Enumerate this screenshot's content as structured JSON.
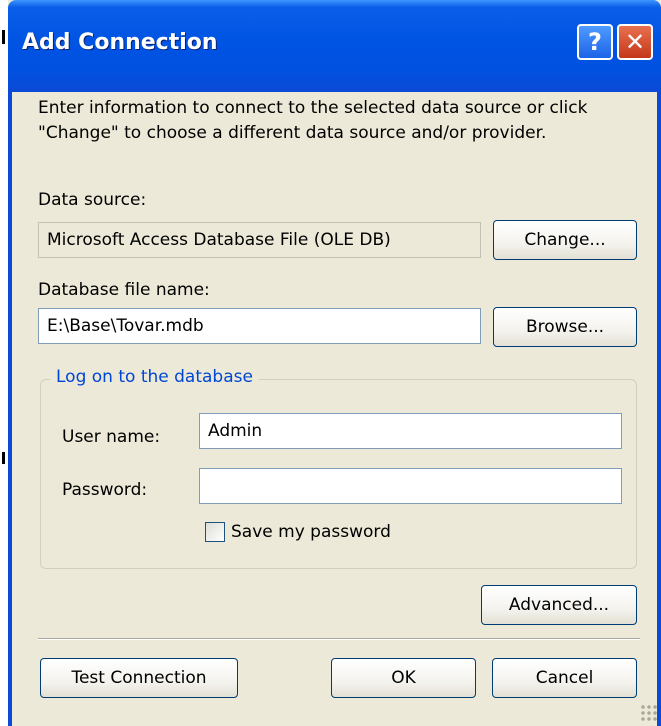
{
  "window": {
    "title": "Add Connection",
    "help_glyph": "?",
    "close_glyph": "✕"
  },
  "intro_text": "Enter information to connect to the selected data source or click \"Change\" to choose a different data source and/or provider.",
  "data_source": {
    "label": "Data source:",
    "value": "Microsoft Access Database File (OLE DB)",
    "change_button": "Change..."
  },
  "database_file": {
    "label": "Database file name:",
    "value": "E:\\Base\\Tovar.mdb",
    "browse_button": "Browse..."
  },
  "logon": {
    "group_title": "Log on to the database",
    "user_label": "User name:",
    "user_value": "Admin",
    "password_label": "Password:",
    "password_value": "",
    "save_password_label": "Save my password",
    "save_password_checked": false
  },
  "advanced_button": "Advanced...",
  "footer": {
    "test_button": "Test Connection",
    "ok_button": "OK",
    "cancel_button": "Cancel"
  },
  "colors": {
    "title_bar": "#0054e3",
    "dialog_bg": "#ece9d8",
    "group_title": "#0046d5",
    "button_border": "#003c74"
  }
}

* * * * *

TASK GOAL:
Make an exact copy of the data, leaving its pictures out.

FINAL RESULT:
Enumerate this screenshot's content as structured JSON.
{
  "window": {
    "title": "Add Connection",
    "help_glyph": "?",
    "close_glyph": "✕"
  },
  "intro_text": "Enter information to connect to the selected data source or click \"Change\" to choose a different data source and/or provider.",
  "data_source": {
    "label": "Data source:",
    "value": "Microsoft Access Database File (OLE DB)",
    "change_button": "Change..."
  },
  "database_file": {
    "label": "Database file name:",
    "value": "E:\\Base\\Tovar.mdb",
    "browse_button": "Browse..."
  },
  "logon": {
    "group_title": "Log on to the database",
    "user_label": "User name:",
    "user_value": "Admin",
    "password_label": "Password:",
    "password_value": "",
    "save_password_label": "Save my password",
    "save_password_checked": false
  },
  "advanced_button": "Advanced...",
  "footer": {
    "test_button": "Test Connection",
    "ok_button": "OK",
    "cancel_button": "Cancel"
  },
  "colors": {
    "title_bar": "#0054e3",
    "dialog_bg": "#ece9d8",
    "group_title": "#0046d5",
    "button_border": "#003c74"
  }
}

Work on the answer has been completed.